→ Exercise description: Pick out every line that holds the string "Intel" and copy it.

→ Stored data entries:
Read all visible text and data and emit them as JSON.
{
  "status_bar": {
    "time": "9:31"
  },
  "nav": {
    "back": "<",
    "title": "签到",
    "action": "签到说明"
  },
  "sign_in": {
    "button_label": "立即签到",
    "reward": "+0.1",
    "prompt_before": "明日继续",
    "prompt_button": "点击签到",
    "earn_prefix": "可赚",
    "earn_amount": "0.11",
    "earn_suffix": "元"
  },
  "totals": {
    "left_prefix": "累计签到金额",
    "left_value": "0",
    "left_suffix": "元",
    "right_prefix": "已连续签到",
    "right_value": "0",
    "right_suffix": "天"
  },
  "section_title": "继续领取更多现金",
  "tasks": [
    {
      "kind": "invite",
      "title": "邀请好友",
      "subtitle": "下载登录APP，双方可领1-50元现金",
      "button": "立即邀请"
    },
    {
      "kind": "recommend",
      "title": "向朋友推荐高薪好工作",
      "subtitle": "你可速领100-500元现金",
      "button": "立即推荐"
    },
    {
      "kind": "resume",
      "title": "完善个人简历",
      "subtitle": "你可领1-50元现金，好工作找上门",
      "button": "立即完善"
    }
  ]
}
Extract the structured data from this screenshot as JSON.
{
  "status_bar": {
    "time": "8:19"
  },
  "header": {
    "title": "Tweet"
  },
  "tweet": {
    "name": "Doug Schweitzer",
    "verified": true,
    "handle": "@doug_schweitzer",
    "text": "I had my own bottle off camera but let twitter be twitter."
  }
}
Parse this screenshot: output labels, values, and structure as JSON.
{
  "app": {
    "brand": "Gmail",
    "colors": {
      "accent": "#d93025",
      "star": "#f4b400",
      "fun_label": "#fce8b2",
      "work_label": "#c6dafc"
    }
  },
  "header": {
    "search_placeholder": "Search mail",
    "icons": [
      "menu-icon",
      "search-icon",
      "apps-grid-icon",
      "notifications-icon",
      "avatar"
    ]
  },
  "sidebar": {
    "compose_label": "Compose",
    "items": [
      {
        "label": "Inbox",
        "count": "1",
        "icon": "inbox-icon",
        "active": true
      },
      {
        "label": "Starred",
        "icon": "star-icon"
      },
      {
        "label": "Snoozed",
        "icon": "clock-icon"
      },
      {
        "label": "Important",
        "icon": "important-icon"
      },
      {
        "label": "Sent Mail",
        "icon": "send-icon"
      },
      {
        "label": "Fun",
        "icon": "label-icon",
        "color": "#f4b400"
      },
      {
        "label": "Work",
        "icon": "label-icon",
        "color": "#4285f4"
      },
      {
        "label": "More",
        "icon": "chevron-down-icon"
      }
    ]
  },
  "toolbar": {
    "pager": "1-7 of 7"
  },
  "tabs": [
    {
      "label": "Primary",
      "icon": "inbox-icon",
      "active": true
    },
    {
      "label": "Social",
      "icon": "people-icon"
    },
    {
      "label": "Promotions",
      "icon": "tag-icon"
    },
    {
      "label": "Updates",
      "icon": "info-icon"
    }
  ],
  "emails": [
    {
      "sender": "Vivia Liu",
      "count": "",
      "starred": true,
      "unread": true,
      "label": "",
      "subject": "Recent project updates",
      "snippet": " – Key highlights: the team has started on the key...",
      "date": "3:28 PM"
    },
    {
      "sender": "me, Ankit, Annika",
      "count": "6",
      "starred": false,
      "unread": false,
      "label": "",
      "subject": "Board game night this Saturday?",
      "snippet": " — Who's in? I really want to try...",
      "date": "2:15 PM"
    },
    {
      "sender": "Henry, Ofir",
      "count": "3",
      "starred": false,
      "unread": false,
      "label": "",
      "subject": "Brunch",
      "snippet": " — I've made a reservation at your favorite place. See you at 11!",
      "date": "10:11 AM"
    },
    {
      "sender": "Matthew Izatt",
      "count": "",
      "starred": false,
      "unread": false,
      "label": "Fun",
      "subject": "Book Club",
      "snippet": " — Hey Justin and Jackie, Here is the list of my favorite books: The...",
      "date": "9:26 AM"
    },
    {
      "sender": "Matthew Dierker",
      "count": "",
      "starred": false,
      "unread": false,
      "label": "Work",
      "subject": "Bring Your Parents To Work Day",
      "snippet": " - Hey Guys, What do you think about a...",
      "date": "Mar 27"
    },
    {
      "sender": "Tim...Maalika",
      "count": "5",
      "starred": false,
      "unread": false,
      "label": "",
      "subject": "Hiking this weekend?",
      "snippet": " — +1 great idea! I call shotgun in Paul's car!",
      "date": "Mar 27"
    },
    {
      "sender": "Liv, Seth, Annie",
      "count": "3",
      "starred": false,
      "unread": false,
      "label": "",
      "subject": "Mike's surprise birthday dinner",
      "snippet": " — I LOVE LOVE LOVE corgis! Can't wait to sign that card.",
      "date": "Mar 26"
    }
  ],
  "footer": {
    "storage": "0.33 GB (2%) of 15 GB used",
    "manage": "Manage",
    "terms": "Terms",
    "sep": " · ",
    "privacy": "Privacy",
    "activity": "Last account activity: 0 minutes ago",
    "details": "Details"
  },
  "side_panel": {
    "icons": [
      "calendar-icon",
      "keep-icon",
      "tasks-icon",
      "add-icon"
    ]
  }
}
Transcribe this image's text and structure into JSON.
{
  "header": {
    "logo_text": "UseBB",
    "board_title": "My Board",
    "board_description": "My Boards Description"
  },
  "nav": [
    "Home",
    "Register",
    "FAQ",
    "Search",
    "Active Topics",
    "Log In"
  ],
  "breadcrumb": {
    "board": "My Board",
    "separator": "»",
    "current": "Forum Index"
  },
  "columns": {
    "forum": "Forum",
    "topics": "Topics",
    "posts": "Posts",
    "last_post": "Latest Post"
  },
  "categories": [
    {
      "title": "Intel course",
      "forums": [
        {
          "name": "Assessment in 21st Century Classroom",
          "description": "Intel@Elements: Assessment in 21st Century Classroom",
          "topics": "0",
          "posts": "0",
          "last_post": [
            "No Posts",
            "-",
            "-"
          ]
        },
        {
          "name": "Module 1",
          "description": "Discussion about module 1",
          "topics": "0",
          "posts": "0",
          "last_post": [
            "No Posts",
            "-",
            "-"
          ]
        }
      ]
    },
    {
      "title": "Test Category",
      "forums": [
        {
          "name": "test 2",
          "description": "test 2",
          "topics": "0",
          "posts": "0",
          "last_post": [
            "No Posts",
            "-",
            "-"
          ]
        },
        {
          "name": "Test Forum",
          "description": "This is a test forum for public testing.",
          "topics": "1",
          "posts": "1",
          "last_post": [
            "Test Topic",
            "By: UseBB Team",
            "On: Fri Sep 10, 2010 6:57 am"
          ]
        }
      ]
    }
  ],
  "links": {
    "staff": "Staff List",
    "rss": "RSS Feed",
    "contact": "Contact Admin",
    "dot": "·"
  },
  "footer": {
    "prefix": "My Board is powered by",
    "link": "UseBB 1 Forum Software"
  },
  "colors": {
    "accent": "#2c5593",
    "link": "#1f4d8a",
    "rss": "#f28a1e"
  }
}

→ Solution to this problem:
      "title": "Intel course",
          "description": "Intel@Elements: Assessment in 21st Century Classroom",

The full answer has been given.